### Material to process

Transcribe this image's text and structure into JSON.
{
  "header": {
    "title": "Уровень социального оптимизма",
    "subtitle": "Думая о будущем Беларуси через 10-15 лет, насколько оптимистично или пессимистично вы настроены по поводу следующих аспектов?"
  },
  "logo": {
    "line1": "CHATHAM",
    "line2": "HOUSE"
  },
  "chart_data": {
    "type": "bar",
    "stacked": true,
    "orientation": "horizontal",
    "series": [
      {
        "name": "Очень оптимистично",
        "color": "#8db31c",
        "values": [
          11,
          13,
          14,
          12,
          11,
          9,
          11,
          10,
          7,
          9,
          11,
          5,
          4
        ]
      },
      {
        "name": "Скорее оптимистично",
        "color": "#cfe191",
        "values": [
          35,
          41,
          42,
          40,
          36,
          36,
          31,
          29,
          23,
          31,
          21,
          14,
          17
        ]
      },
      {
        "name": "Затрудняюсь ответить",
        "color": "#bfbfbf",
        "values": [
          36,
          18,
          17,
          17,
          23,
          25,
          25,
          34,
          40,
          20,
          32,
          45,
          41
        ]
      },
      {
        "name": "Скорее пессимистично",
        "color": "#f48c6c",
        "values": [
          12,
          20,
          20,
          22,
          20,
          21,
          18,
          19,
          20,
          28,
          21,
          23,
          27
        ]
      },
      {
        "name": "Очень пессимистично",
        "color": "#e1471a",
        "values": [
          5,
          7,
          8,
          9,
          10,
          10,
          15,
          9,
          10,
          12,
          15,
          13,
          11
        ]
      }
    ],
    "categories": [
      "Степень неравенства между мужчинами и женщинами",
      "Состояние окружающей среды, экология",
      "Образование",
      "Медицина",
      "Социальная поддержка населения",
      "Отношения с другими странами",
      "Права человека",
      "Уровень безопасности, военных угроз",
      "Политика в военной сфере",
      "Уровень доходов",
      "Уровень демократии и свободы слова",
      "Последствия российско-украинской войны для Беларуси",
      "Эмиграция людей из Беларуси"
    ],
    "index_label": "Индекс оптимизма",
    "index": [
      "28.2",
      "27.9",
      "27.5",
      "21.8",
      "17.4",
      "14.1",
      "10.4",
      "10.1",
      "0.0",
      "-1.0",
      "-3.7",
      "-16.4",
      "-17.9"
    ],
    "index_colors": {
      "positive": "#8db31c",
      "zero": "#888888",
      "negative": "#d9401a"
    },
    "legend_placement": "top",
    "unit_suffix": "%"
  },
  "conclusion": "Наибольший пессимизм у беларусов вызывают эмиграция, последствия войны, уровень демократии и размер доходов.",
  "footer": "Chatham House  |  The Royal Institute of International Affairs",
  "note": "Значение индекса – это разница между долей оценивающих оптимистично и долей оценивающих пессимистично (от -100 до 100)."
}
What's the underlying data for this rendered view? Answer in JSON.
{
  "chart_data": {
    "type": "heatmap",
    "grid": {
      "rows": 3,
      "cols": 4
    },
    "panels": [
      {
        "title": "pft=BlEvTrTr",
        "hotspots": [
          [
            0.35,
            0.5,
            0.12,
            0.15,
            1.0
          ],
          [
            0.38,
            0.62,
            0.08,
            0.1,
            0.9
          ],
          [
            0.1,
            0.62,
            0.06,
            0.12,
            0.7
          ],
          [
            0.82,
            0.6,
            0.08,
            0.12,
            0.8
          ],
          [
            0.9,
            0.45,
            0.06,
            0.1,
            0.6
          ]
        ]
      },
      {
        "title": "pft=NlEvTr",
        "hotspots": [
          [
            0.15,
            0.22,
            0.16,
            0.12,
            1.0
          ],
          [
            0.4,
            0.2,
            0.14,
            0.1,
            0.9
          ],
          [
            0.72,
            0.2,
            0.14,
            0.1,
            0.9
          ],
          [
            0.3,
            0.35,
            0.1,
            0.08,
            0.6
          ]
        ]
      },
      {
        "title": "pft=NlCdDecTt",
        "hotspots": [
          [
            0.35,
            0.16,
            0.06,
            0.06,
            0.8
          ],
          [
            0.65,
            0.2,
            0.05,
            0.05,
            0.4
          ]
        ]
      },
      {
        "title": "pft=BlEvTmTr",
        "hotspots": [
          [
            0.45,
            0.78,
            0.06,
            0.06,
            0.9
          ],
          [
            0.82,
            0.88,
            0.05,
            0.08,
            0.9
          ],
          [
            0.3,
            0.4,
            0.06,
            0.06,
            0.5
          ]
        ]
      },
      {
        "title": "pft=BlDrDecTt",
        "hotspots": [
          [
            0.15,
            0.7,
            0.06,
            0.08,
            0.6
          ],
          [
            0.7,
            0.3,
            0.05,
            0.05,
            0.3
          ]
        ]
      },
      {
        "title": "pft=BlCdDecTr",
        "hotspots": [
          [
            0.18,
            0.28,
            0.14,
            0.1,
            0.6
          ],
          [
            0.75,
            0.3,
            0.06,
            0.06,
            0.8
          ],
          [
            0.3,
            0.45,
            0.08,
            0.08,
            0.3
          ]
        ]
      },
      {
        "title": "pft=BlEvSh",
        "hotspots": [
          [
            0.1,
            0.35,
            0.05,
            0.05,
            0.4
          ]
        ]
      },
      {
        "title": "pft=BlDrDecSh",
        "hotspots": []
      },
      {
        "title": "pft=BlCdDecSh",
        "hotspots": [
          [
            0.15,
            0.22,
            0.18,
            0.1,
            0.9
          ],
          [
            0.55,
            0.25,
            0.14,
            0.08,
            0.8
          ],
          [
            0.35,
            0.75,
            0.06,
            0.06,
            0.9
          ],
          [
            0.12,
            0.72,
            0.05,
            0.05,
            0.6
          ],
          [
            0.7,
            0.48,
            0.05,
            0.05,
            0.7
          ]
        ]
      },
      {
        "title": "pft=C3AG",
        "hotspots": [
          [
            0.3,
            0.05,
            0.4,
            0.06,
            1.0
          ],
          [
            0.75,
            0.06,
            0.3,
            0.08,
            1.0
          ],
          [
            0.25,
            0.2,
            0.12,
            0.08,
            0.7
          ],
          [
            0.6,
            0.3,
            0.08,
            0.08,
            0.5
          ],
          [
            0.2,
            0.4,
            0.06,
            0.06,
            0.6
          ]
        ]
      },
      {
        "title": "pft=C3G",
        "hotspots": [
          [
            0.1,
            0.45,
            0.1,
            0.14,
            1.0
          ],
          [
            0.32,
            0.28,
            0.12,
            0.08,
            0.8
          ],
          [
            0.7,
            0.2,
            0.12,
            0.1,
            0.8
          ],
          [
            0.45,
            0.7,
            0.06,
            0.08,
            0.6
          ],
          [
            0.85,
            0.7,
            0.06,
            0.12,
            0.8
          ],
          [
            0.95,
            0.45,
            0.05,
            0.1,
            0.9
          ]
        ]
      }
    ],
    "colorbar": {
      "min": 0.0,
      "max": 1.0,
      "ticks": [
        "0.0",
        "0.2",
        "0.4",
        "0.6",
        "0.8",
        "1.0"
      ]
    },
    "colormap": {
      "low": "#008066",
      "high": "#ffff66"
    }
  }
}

######

What to produce >> Print back all the lines verbatim.

Correct answer >>
Transcribe this image's text and structure into JSON.
{
  "header": {
    "title": "Уровень социального оптимизма",
    "subtitle": "Думая о будущем Беларуси через 10-15 лет, насколько оптимистично или пессимистично вы настроены по поводу следующих аспектов?"
  },
  "logo": {
    "line1": "CHATHAM",
    "line2": "HOUSE"
  },
  "chart_data": {
    "type": "bar",
    "stacked": true,
    "orientation": "horizontal",
    "series": [
      {
        "name": "Очень оптимистично",
        "color": "#8db31c",
        "values": [
          11,
          13,
          14,
          12,
          11,
          9,
          11,
          10,
          7,
          9,
          11,
          5,
          4
        ]
      },
      {
        "name": "Скорее оптимистично",
        "color": "#cfe191",
        "values": [
          35,
          41,
          42,
          40,
          36,
          36,
          31,
          29,
          23,
          31,
          21,
          14,
          17
        ]
      },
      {
        "name": "Затрудняюсь ответить",
        "color": "#bfbfbf",
        "values": [
          36,
          18,
          17,
          17,
          23,
          25,
          25,
          34,
          40,
          20,
          32,
          45,
          41
        ]
      },
      {
        "name": "Скорее пессимистично",
        "color": "#f48c6c",
        "values": [
          12,
          20,
          20,
          22,
          20,
          21,
          18,
          19,
          20,
          28,
          21,
          23,
          27
        ]
      },
      {
        "name": "Очень пессимистично",
        "color": "#e1471a",
        "values": [
          5,
          7,
          8,
          9,
          10,
          10,
          15,
          9,
          10,
          12,
          15,
          13,
          11
        ]
      }
    ],
    "categories": [
      "Степень неравенства между мужчинами и женщинами",
      "Состояние окружающей среды, экология",
      "Образование",
      "Медицина",
      "Социальная поддержка населения",
      "Отношения с другими странами",
      "Права человека",
      "Уровень безопасности, военных угроз",
      "Политика в военной сфере",
      "Уровень доходов",
      "Уровень демократии и свободы слова",
      "Последствия российско-украинской войны для Беларуси",
      "Эмиграция людей из Беларуси"
    ],
    "index_label": "Индекс оптимизма",
    "index": [
      "28.2",
      "27.9",
      "27.5",
      "21.8",
      "17.4",
      "14.1",
      "10.4",
      "10.1",
      "0.0",
      "-1.0",
      "-3.7",
      "-16.4",
      "-17.9"
    ],
    "index_colors": {
      "positive": "#8db31c",
      "zero": "#888888",
      "negative": "#d9401a"
    },
    "legend_placement": "top",
    "unit_suffix": "%"
  },
  "conclusion": "Наибольший пессимизм у беларусов вызывают эмиграция, последствия войны, уровень демократии и размер доходов.",
  "footer": "Chatham House  |  The Royal Institute of International Affairs",
  "note": "Значение индекса – это разница между долей оценивающих оптимистично и долей оценивающих пессимистично (от -100 до 100)."
}
What's the underlying data for this rendered view? Answer in JSON.
{
  "chart_data": {
    "type": "heatmap",
    "grid": {
      "rows": 3,
      "cols": 4
    },
    "panels": [
      {
        "title": "pft=BlEvTrTr",
        "hotspots": [
          [
            0.35,
            0.5,
            0.12,
            0.15,
            1.0
          ],
          [
            0.38,
            0.62,
            0.08,
            0.1,
            0.9
          ],
          [
            0.1,
            0.62,
            0.06,
            0.12,
            0.7
          ],
          [
            0.82,
            0.6,
            0.08,
            0.12,
            0.8
          ],
          [
            0.9,
            0.45,
            0.06,
            0.1,
            0.6
          ]
        ]
      },
      {
        "title": "pft=NlEvTr",
        "hotspots": [
          [
            0.15,
            0.22,
            0.16,
            0.12,
            1.0
          ],
          [
            0.4,
            0.2,
            0.14,
            0.1,
            0.9
          ],
          [
            0.72,
            0.2,
            0.14,
            0.1,
            0.9
          ],
          [
            0.3,
            0.35,
            0.1,
            0.08,
            0.6
          ]
        ]
      },
      {
        "title": "pft=NlCdDecTt",
        "hotspots": [
          [
            0.35,
            0.16,
            0.06,
            0.06,
            0.8
          ],
          [
            0.65,
            0.2,
            0.05,
            0.05,
            0.4
          ]
        ]
      },
      {
        "title": "pft=BlEvTmTr",
        "hotspots": [
          [
            0.45,
            0.78,
            0.06,
            0.06,
            0.9
          ],
          [
            0.82,
            0.88,
            0.05,
            0.08,
            0.9
          ],
          [
            0.3,
            0.4,
            0.06,
            0.06,
            0.5
          ]
        ]
      },
      {
        "title": "pft=BlDrDecTt",
        "hotspots": [
          [
            0.15,
            0.7,
            0.06,
            0.08,
            0.6
          ],
          [
            0.7,
            0.3,
            0.05,
            0.05,
            0.3
          ]
        ]
      },
      {
        "title": "pft=BlCdDecTr",
        "hotspots": [
          [
            0.18,
            0.28,
            0.14,
            0.1,
            0.6
          ],
          [
            0.75,
            0.3,
            0.06,
            0.06,
            0.8
          ],
          [
            0.3,
            0.45,
            0.08,
            0.08,
            0.3
          ]
        ]
      },
      {
        "title": "pft=BlEvSh",
        "hotspots": [
          [
            0.1,
            0.35,
            0.05,
            0.05,
            0.4
          ]
        ]
      },
      {
        "title": "pft=BlDrDecSh",
        "hotspots": []
      },
      {
        "title": "pft=BlCdDecSh",
        "hotspots": [
          [
            0.15,
            0.22,
            0.18,
            0.1,
            0.9
          ],
          [
            0.55,
            0.25,
            0.14,
            0.08,
            0.8
          ],
          [
            0.35,
            0.75,
            0.06,
            0.06,
            0.9
          ],
          [
            0.12,
            0.72,
            0.05,
            0.05,
            0.6
          ],
          [
            0.7,
            0.48,
            0.05,
            0.05,
            0.7
          ]
        ]
      },
      {
        "title": "pft=C3AG",
        "hotspots": [
          [
            0.3,
            0.05,
            0.4,
            0.06,
            1.0
          ],
          [
            0.75,
            0.06,
            0.3,
            0.08,
            1.0
          ],
          [
            0.25,
            0.2,
            0.12,
            0.08,
            0.7
          ],
          [
            0.6,
            0.3,
            0.08,
            0.08,
            0.5
          ],
          [
            0.2,
            0.4,
            0.06,
            0.06,
            0.6
          ]
        ]
      },
      {
        "title": "pft=C3G",
        "hotspots": [
          [
            0.1,
            0.45,
            0.1,
            0.14,
            1.0
          ],
          [
            0.32,
            0.28,
            0.12,
            0.08,
            0.8
          ],
          [
            0.7,
            0.2,
            0.12,
            0.1,
            0.8
          ],
          [
            0.45,
            0.7,
            0.06,
            0.08,
            0.6
          ],
          [
            0.85,
            0.7,
            0.06,
            0.12,
            0.8
          ],
          [
            0.95,
            0.45,
            0.05,
            0.1,
            0.9
          ]
        ]
      }
    ],
    "colorbar": {
      "min": 0.0,
      "max": 1.0,
      "ticks": [
        "0.0",
        "0.2",
        "0.4",
        "0.6",
        "0.8",
        "1.0"
      ]
    },
    "colormap": {
      "low": "#008066",
      "high": "#ffff66"
    }
  }
}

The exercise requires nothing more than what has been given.